PROMPT: Determine the number of lines containing the word "数形结合", and state that figure alone.

## Begin DATASET CONTENT

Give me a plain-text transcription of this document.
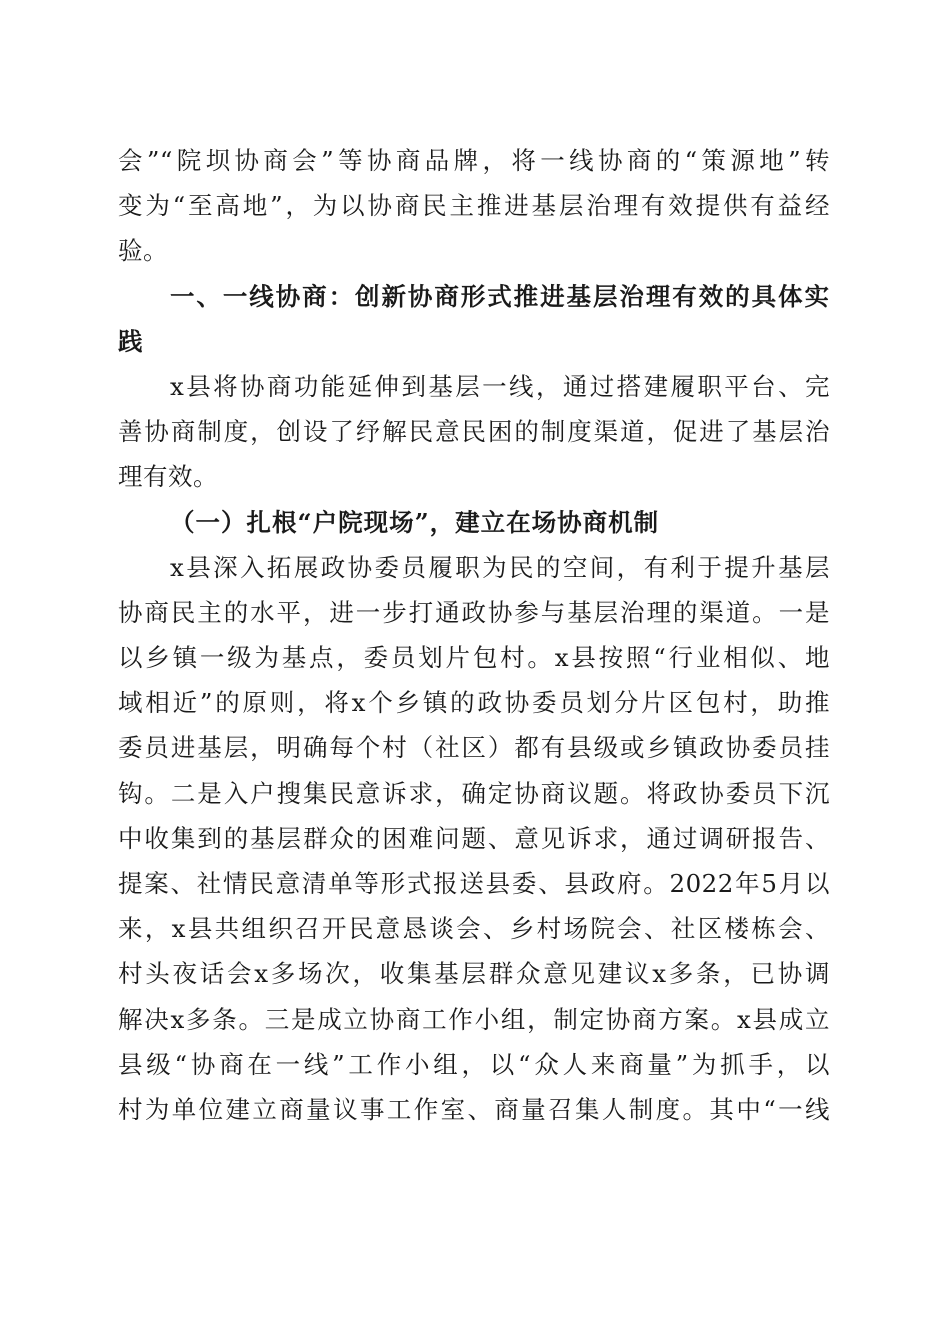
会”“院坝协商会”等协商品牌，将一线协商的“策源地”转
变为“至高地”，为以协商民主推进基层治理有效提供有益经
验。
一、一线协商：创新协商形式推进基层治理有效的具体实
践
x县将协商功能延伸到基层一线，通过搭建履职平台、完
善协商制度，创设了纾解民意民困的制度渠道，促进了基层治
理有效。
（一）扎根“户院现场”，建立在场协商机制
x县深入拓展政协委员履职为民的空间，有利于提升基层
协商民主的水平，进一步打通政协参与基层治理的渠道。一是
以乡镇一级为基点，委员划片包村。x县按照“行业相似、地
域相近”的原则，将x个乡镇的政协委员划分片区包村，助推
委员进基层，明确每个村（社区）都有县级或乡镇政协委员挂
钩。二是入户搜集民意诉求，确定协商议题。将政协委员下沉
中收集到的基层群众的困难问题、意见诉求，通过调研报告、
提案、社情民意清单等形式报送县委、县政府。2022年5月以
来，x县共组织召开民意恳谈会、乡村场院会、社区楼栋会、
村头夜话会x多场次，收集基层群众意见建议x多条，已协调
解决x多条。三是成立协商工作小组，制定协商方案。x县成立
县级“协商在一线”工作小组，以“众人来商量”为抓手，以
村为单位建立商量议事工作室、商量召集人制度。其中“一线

## End DATASET CONTENT
## Begin DATASET CONTENT

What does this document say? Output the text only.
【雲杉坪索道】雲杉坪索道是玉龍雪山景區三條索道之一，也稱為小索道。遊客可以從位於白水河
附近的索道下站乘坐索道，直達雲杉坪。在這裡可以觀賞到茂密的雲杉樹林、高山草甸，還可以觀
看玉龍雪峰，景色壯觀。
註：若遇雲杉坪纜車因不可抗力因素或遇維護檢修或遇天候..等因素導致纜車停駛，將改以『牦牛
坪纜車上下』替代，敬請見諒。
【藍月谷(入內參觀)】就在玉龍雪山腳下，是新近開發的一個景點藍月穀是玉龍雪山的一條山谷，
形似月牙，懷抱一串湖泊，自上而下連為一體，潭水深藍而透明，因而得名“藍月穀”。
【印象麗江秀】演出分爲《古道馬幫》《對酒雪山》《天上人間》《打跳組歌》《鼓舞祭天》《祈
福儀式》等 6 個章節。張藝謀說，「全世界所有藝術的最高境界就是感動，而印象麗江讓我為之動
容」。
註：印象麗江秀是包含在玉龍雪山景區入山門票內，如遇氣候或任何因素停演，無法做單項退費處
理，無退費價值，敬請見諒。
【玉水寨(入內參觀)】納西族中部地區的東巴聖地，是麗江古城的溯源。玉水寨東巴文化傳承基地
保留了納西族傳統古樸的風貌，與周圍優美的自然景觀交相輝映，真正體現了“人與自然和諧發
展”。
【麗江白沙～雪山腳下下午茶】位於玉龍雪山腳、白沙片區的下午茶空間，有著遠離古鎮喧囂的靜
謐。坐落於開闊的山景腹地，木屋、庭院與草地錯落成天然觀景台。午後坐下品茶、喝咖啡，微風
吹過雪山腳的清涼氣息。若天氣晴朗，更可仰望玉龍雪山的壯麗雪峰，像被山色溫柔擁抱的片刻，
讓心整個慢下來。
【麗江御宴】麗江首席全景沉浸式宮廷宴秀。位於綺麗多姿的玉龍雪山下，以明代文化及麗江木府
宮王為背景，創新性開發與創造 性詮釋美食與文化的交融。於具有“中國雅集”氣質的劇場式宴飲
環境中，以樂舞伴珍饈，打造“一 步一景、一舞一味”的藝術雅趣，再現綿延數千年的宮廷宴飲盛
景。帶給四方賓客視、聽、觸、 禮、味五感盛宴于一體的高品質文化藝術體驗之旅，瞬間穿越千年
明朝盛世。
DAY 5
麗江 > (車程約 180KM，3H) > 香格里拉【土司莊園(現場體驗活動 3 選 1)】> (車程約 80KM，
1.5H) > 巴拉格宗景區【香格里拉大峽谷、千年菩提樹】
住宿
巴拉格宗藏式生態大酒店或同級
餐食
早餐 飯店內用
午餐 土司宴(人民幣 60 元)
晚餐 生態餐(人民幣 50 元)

## End DATASET CONTENT
## Begin DATASET CONTENT

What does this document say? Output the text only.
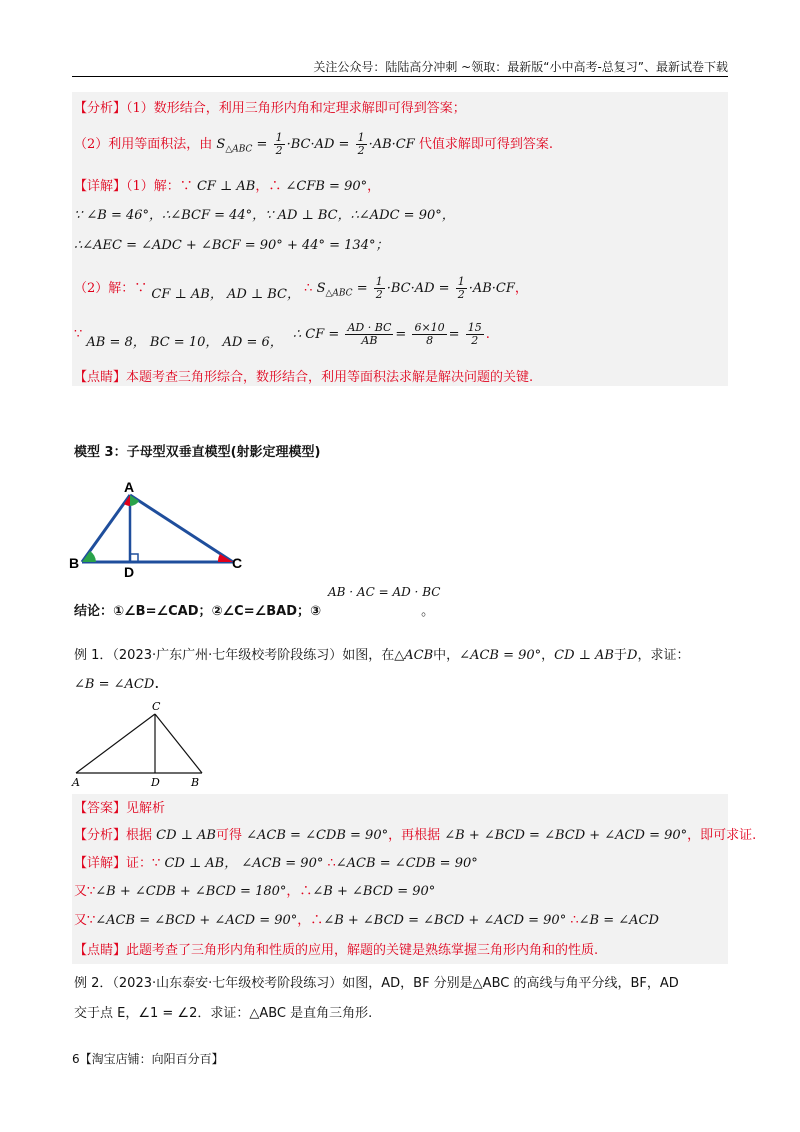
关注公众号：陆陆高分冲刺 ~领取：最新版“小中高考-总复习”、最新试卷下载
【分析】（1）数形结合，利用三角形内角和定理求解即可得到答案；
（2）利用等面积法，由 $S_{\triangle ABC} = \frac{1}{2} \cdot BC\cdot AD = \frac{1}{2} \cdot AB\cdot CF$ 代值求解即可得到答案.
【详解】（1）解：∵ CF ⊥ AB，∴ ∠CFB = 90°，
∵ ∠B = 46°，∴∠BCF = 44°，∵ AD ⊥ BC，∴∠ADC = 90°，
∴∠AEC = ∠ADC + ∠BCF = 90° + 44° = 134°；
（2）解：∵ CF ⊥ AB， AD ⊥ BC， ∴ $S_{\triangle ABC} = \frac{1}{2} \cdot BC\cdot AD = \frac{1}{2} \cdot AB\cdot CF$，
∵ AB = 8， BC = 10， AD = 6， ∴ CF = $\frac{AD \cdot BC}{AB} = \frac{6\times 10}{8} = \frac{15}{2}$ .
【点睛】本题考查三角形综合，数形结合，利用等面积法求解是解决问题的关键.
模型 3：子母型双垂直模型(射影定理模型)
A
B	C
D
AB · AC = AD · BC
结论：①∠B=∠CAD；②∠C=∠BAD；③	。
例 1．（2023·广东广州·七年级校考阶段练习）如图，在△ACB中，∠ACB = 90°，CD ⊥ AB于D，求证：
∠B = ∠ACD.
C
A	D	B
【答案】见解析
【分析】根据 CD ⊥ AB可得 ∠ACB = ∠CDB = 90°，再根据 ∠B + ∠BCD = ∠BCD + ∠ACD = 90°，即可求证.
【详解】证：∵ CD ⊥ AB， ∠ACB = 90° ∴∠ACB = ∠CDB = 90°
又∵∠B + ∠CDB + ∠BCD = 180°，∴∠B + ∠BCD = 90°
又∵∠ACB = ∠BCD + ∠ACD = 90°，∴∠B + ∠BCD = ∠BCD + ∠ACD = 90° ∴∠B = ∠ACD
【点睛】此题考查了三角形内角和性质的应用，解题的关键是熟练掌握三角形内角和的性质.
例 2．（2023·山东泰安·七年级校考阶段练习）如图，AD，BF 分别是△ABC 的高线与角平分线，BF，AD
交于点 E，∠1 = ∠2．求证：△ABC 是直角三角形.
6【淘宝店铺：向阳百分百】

## End DATASET CONTENT

CORRECT ANSWER: 2